**The task**:
Read the data and repeat all of it exactly.
───── Exercise material
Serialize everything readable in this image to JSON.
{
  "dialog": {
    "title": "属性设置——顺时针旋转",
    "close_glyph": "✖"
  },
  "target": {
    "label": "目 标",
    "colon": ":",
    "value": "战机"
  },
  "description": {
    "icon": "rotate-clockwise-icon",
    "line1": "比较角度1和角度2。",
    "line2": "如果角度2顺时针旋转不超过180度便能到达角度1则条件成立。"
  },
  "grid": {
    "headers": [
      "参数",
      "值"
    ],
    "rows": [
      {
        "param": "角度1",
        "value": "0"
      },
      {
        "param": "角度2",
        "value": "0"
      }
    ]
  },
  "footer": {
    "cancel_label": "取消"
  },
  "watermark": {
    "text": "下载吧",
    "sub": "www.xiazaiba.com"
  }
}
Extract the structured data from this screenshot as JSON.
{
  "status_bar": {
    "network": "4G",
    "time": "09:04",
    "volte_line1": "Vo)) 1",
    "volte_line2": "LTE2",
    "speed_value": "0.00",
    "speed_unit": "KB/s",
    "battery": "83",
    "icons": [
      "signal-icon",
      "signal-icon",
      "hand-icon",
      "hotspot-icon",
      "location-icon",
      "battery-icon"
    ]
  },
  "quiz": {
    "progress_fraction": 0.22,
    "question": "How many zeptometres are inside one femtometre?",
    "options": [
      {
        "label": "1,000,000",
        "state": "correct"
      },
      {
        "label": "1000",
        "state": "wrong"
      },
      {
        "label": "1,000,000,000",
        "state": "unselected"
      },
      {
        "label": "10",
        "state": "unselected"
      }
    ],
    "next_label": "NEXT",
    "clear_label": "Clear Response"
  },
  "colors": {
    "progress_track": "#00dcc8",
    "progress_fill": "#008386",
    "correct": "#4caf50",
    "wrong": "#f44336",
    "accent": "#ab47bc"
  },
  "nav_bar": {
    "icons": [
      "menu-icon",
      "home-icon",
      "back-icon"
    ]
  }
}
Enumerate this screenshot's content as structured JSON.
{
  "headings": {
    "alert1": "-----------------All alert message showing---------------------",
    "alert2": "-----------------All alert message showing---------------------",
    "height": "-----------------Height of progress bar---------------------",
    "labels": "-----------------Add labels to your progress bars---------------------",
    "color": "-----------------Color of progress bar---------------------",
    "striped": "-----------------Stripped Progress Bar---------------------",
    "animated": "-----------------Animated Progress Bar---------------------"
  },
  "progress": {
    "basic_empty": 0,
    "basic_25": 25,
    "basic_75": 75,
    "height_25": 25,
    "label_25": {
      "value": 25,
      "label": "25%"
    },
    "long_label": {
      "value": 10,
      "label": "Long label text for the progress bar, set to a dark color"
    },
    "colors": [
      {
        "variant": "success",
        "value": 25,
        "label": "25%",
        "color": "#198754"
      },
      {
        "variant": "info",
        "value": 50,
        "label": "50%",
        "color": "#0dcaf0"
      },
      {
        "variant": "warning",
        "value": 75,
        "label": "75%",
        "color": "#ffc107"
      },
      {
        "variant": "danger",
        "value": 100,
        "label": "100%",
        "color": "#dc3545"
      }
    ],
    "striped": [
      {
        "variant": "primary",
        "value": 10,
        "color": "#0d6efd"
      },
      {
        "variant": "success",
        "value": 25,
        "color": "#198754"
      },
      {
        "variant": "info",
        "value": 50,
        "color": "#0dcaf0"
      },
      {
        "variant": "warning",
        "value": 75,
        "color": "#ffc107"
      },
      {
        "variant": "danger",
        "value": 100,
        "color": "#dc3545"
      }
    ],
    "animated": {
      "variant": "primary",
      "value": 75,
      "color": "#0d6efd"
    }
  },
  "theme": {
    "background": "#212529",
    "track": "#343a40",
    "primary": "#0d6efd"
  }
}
──────────
**Task solution**:
Serialize everything readable in this image to JSON.
{
  "dialog": {
    "title": "属性设置——顺时针旋转",
    "close_glyph": "✖"
  },
  "target": {
    "label": "目 标",
    "colon": ":",
    "value": "战机"
  },
  "description": {
    "icon": "rotate-clockwise-icon",
    "line1": "比较角度1和角度2。",
    "line2": "如果角度2顺时针旋转不超过180度便能到达角度1则条件成立。"
  },
  "grid": {
    "headers": [
      "参数",
      "值"
    ],
    "rows": [
      {
        "param": "角度1",
        "value": "0"
      },
      {
        "param": "角度2",
        "value": "0"
      }
    ]
  },
  "footer": {
    "cancel_label": "取消"
  },
  "watermark": {
    "text": "下载吧",
    "sub": "www.xiazaiba.com"
  }
}
Extract the structured data from this screenshot as JSON.
{
  "status_bar": {
    "network": "4G",
    "time": "09:04",
    "volte_line1": "Vo)) 1",
    "volte_line2": "LTE2",
    "speed_value": "0.00",
    "speed_unit": "KB/s",
    "battery": "83",
    "icons": [
      "signal-icon",
      "signal-icon",
      "hand-icon",
      "hotspot-icon",
      "location-icon",
      "battery-icon"
    ]
  },
  "quiz": {
    "progress_fraction": 0.22,
    "question": "How many zeptometres are inside one femtometre?",
    "options": [
      {
        "label": "1,000,000",
        "state": "correct"
      },
      {
        "label": "1000",
        "state": "wrong"
      },
      {
        "label": "1,000,000,000",
        "state": "unselected"
      },
      {
        "label": "10",
        "state": "unselected"
      }
    ],
    "next_label": "NEXT",
    "clear_label": "Clear Response"
  },
  "colors": {
    "progress_track": "#00dcc8",
    "progress_fill": "#008386",
    "correct": "#4caf50",
    "wrong": "#f44336",
    "accent": "#ab47bc"
  },
  "nav_bar": {
    "icons": [
      "menu-icon",
      "home-icon",
      "back-icon"
    ]
  }
}
Enumerate this screenshot's content as structured JSON.
{
  "headings": {
    "alert1": "-----------------All alert message showing---------------------",
    "alert2": "-----------------All alert message showing---------------------",
    "height": "-----------------Height of progress bar---------------------",
    "labels": "-----------------Add labels to your progress bars---------------------",
    "color": "-----------------Color of progress bar---------------------",
    "striped": "-----------------Stripped Progress Bar---------------------",
    "animated": "-----------------Animated Progress Bar---------------------"
  },
  "progress": {
    "basic_empty": 0,
    "basic_25": 25,
    "basic_75": 75,
    "height_25": 25,
    "label_25": {
      "value": 25,
      "label": "25%"
    },
    "long_label": {
      "value": 10,
      "label": "Long label text for the progress bar, set to a dark color"
    },
    "colors": [
      {
        "variant": "success",
        "value": 25,
        "label": "25%",
        "color": "#198754"
      },
      {
        "variant": "info",
        "value": 50,
        "label": "50%",
        "color": "#0dcaf0"
      },
      {
        "variant": "warning",
        "value": 75,
        "label": "75%",
        "color": "#ffc107"
      },
      {
        "variant": "danger",
        "value": 100,
        "label": "100%",
        "color": "#dc3545"
      }
    ],
    "striped": [
      {
        "variant": "primary",
        "value": 10,
        "color": "#0d6efd"
      },
      {
        "variant": "success",
        "value": 25,
        "color": "#198754"
      },
      {
        "variant": "info",
        "value": 50,
        "color": "#0dcaf0"
      },
      {
        "variant": "warning",
        "value": 75,
        "color": "#ffc107"
      },
      {
        "variant": "danger",
        "value": 100,
        "color": "#dc3545"
      }
    ],
    "animated": {
      "variant": "primary",
      "value": 75,
      "color": "#0d6efd"
    }
  },
  "theme": {
    "background": "#212529",
    "track": "#343a40",
    "primary": "#0d6efd"
  }
}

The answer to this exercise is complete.